(Records about charts and figures)
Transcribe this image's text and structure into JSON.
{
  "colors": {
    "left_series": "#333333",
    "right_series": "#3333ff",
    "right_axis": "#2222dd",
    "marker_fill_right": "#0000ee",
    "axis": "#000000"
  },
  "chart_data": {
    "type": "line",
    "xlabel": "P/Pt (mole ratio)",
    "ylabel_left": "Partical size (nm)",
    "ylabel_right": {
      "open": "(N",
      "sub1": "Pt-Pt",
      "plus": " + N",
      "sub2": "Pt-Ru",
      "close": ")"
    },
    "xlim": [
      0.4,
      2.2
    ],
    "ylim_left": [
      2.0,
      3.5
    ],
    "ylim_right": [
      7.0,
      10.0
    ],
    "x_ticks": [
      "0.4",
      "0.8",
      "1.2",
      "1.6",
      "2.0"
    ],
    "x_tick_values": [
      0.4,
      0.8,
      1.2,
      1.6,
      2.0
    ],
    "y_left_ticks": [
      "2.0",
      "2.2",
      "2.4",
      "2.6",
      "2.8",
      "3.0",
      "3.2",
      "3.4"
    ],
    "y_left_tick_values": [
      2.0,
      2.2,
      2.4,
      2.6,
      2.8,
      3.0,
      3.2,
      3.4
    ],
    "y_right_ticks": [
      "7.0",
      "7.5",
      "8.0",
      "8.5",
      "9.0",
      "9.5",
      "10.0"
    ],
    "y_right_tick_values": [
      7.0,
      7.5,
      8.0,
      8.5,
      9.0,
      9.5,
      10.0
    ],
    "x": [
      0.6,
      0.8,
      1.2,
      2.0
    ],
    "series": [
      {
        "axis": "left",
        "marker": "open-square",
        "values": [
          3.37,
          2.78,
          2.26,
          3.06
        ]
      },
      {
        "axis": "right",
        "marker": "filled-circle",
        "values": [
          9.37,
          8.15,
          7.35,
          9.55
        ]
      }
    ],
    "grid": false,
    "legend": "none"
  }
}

▸ REQUIREMENTS: All records above must be set down exactly, please.

▸ REPLY:
Transcribe this image's text and structure into JSON.
{
  "colors": {
    "left_series": "#333333",
    "right_series": "#3333ff",
    "right_axis": "#2222dd",
    "marker_fill_right": "#0000ee",
    "axis": "#000000"
  },
  "chart_data": {
    "type": "line",
    "xlabel": "P/Pt (mole ratio)",
    "ylabel_left": "Partical size (nm)",
    "ylabel_right": {
      "open": "(N",
      "sub1": "Pt-Pt",
      "plus": " + N",
      "sub2": "Pt-Ru",
      "close": ")"
    },
    "xlim": [
      0.4,
      2.2
    ],
    "ylim_left": [
      2.0,
      3.5
    ],
    "ylim_right": [
      7.0,
      10.0
    ],
    "x_ticks": [
      "0.4",
      "0.8",
      "1.2",
      "1.6",
      "2.0"
    ],
    "x_tick_values": [
      0.4,
      0.8,
      1.2,
      1.6,
      2.0
    ],
    "y_left_ticks": [
      "2.0",
      "2.2",
      "2.4",
      "2.6",
      "2.8",
      "3.0",
      "3.2",
      "3.4"
    ],
    "y_left_tick_values": [
      2.0,
      2.2,
      2.4,
      2.6,
      2.8,
      3.0,
      3.2,
      3.4
    ],
    "y_right_ticks": [
      "7.0",
      "7.5",
      "8.0",
      "8.5",
      "9.0",
      "9.5",
      "10.0"
    ],
    "y_right_tick_values": [
      7.0,
      7.5,
      8.0,
      8.5,
      9.0,
      9.5,
      10.0
    ],
    "x": [
      0.6,
      0.8,
      1.2,
      2.0
    ],
    "series": [
      {
        "axis": "left",
        "marker": "open-square",
        "values": [
          3.37,
          2.78,
          2.26,
          3.06
        ]
      },
      {
        "axis": "right",
        "marker": "filled-circle",
        "values": [
          9.37,
          8.15,
          7.35,
          9.55
        ]
      }
    ],
    "grid": false,
    "legend": "none"
  }
}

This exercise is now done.